=== What the task requires ===
All of the data should be repeated exactly; pictures are not part of the copy.

--- Start ---

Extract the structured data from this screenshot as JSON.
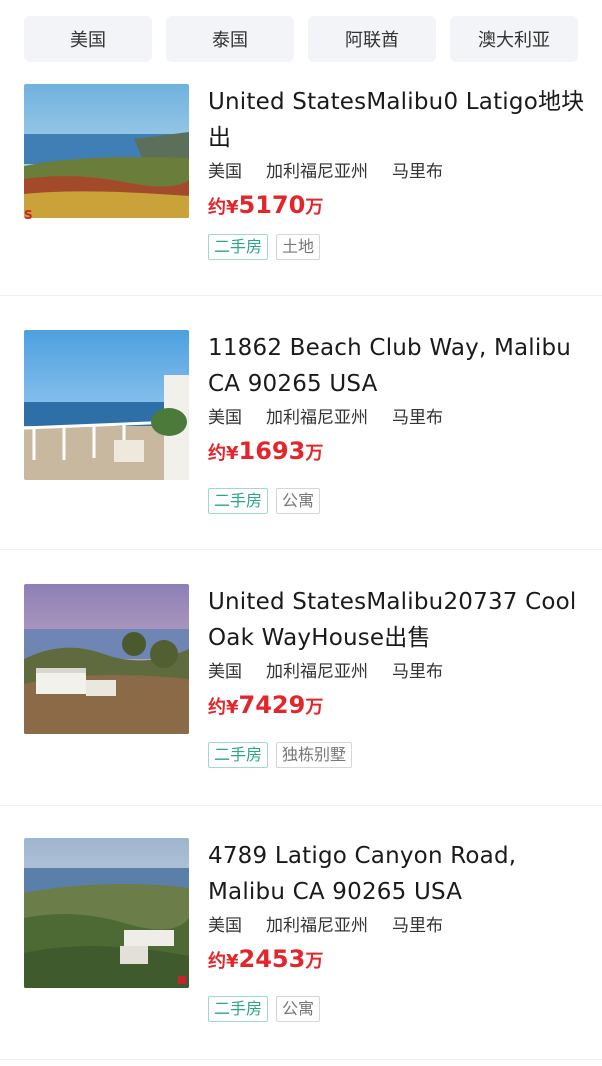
{
  "tabs": [
    "美国",
    "泰国",
    "阿联酋",
    "澳大利亚"
  ],
  "listings": [
    {
      "title": "United StatesMalibu0 Latigo地块出",
      "country": "美国",
      "state": "加利福尼亚州",
      "city": "马里布",
      "price_prefix": "约¥",
      "price": "5170",
      "price_unit": "万",
      "type_tag": "二手房",
      "category_tag": "土地",
      "image_marker": "S"
    },
    {
      "title": "11862 Beach Club Way, Malibu CA 90265 USA",
      "country": "美国",
      "state": "加利福尼亚州",
      "city": "马里布",
      "price_prefix": "约¥",
      "price": "1693",
      "price_unit": "万",
      "type_tag": "二手房",
      "category_tag": "公寓"
    },
    {
      "title": "United StatesMalibu20737 Cool Oak WayHouse出售",
      "country": "美国",
      "state": "加利福尼亚州",
      "city": "马里布",
      "price_prefix": "约¥",
      "price": "7429",
      "price_unit": "万",
      "type_tag": "二手房",
      "category_tag": "独栋别墅"
    },
    {
      "title": "4789 Latigo Canyon Road, Malibu CA 90265 USA",
      "country": "美国",
      "state": "加利福尼亚州",
      "city": "马里布",
      "price_prefix": "约¥",
      "price": "2453",
      "price_unit": "万",
      "type_tag": "二手房",
      "category_tag": "公寓"
    }
  ],
  "colors": {
    "price": "#e2262b",
    "type_tag": "#2aa58a",
    "tab_bg": "#f2f4f8"
  }
}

--- End ---

=== Result of the task ===
Extract the structured data from this screenshot as JSON.
{
  "tabs": [
    "美国",
    "泰国",
    "阿联酋",
    "澳大利亚"
  ],
  "listings": [
    {
      "title": "United StatesMalibu0 Latigo地块出",
      "country": "美国",
      "state": "加利福尼亚州",
      "city": "马里布",
      "price_prefix": "约¥",
      "price": "5170",
      "price_unit": "万",
      "type_tag": "二手房",
      "category_tag": "土地",
      "image_marker": "S"
    },
    {
      "title": "11862 Beach Club Way, Malibu CA 90265 USA",
      "country": "美国",
      "state": "加利福尼亚州",
      "city": "马里布",
      "price_prefix": "约¥",
      "price": "1693",
      "price_unit": "万",
      "type_tag": "二手房",
      "category_tag": "公寓"
    },
    {
      "title": "United StatesMalibu20737 Cool Oak WayHouse出售",
      "country": "美国",
      "state": "加利福尼亚州",
      "city": "马里布",
      "price_prefix": "约¥",
      "price": "7429",
      "price_unit": "万",
      "type_tag": "二手房",
      "category_tag": "独栋别墅"
    },
    {
      "title": "4789 Latigo Canyon Road, Malibu CA 90265 USA",
      "country": "美国",
      "state": "加利福尼亚州",
      "city": "马里布",
      "price_prefix": "约¥",
      "price": "2453",
      "price_unit": "万",
      "type_tag": "二手房",
      "category_tag": "公寓"
    }
  ],
  "colors": {
    "price": "#e2262b",
    "type_tag": "#2aa58a",
    "tab_bg": "#f2f4f8"
  }
}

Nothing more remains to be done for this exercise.